• [Data entries]:
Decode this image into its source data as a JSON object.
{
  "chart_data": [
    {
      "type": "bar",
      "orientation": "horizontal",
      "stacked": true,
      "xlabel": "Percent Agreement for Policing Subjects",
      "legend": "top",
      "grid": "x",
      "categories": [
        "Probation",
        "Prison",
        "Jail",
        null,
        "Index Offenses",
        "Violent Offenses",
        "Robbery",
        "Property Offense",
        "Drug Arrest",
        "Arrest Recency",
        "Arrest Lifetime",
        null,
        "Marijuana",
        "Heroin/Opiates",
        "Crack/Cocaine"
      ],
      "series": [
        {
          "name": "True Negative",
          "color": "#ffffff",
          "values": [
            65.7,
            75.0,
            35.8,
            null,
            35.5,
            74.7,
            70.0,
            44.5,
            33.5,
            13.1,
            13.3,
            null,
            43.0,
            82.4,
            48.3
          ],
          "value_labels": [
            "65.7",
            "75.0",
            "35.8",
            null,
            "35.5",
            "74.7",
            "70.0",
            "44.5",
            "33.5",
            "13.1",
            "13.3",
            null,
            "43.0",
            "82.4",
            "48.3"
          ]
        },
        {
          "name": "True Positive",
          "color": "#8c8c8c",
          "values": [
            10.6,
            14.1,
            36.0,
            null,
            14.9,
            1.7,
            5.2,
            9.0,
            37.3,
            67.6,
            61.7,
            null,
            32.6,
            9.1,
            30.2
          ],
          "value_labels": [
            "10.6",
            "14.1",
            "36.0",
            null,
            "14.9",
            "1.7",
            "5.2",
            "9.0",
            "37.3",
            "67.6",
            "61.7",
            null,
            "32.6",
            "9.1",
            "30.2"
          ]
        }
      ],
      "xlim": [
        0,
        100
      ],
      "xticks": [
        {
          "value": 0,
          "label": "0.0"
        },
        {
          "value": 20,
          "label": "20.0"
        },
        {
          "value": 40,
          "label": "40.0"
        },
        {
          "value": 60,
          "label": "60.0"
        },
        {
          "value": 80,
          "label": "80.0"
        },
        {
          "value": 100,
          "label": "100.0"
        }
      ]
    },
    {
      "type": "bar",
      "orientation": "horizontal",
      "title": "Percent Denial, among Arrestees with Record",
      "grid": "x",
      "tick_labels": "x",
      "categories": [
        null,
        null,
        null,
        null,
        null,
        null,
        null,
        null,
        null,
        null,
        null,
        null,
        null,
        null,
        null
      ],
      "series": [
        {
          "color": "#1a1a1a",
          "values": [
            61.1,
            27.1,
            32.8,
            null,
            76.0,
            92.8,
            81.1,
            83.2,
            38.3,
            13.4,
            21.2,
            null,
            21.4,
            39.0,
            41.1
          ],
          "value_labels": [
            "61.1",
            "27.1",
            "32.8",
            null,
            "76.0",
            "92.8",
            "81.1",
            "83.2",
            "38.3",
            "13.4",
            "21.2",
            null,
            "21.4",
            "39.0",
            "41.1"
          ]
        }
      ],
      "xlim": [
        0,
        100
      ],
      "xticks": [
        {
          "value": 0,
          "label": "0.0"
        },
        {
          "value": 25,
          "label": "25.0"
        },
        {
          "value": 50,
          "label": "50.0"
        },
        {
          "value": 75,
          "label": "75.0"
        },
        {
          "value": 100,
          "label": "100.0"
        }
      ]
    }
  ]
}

• [Task details]: Give every line of the material again, exactly as it reads.

• [Worked answer]:
Decode this image into its source data as a JSON object.
{
  "chart_data": [
    {
      "type": "bar",
      "orientation": "horizontal",
      "stacked": true,
      "xlabel": "Percent Agreement for Policing Subjects",
      "legend": "top",
      "grid": "x",
      "categories": [
        "Probation",
        "Prison",
        "Jail",
        null,
        "Index Offenses",
        "Violent Offenses",
        "Robbery",
        "Property Offense",
        "Drug Arrest",
        "Arrest Recency",
        "Arrest Lifetime",
        null,
        "Marijuana",
        "Heroin/Opiates",
        "Crack/Cocaine"
      ],
      "series": [
        {
          "name": "True Negative",
          "color": "#ffffff",
          "values": [
            65.7,
            75.0,
            35.8,
            null,
            35.5,
            74.7,
            70.0,
            44.5,
            33.5,
            13.1,
            13.3,
            null,
            43.0,
            82.4,
            48.3
          ],
          "value_labels": [
            "65.7",
            "75.0",
            "35.8",
            null,
            "35.5",
            "74.7",
            "70.0",
            "44.5",
            "33.5",
            "13.1",
            "13.3",
            null,
            "43.0",
            "82.4",
            "48.3"
          ]
        },
        {
          "name": "True Positive",
          "color": "#8c8c8c",
          "values": [
            10.6,
            14.1,
            36.0,
            null,
            14.9,
            1.7,
            5.2,
            9.0,
            37.3,
            67.6,
            61.7,
            null,
            32.6,
            9.1,
            30.2
          ],
          "value_labels": [
            "10.6",
            "14.1",
            "36.0",
            null,
            "14.9",
            "1.7",
            "5.2",
            "9.0",
            "37.3",
            "67.6",
            "61.7",
            null,
            "32.6",
            "9.1",
            "30.2"
          ]
        }
      ],
      "xlim": [
        0,
        100
      ],
      "xticks": [
        {
          "value": 0,
          "label": "0.0"
        },
        {
          "value": 20,
          "label": "20.0"
        },
        {
          "value": 40,
          "label": "40.0"
        },
        {
          "value": 60,
          "label": "60.0"
        },
        {
          "value": 80,
          "label": "80.0"
        },
        {
          "value": 100,
          "label": "100.0"
        }
      ]
    },
    {
      "type": "bar",
      "orientation": "horizontal",
      "title": "Percent Denial, among Arrestees with Record",
      "grid": "x",
      "tick_labels": "x",
      "categories": [
        null,
        null,
        null,
        null,
        null,
        null,
        null,
        null,
        null,
        null,
        null,
        null,
        null,
        null,
        null
      ],
      "series": [
        {
          "color": "#1a1a1a",
          "values": [
            61.1,
            27.1,
            32.8,
            null,
            76.0,
            92.8,
            81.1,
            83.2,
            38.3,
            13.4,
            21.2,
            null,
            21.4,
            39.0,
            41.1
          ],
          "value_labels": [
            "61.1",
            "27.1",
            "32.8",
            null,
            "76.0",
            "92.8",
            "81.1",
            "83.2",
            "38.3",
            "13.4",
            "21.2",
            null,
            "21.4",
            "39.0",
            "41.1"
          ]
        }
      ],
      "xlim": [
        0,
        100
      ],
      "xticks": [
        {
          "value": 0,
          "label": "0.0"
        },
        {
          "value": 25,
          "label": "25.0"
        },
        {
          "value": 50,
          "label": "50.0"
        },
        {
          "value": 75,
          "label": "75.0"
        },
        {
          "value": 100,
          "label": "100.0"
        }
      ]
    }
  ]
}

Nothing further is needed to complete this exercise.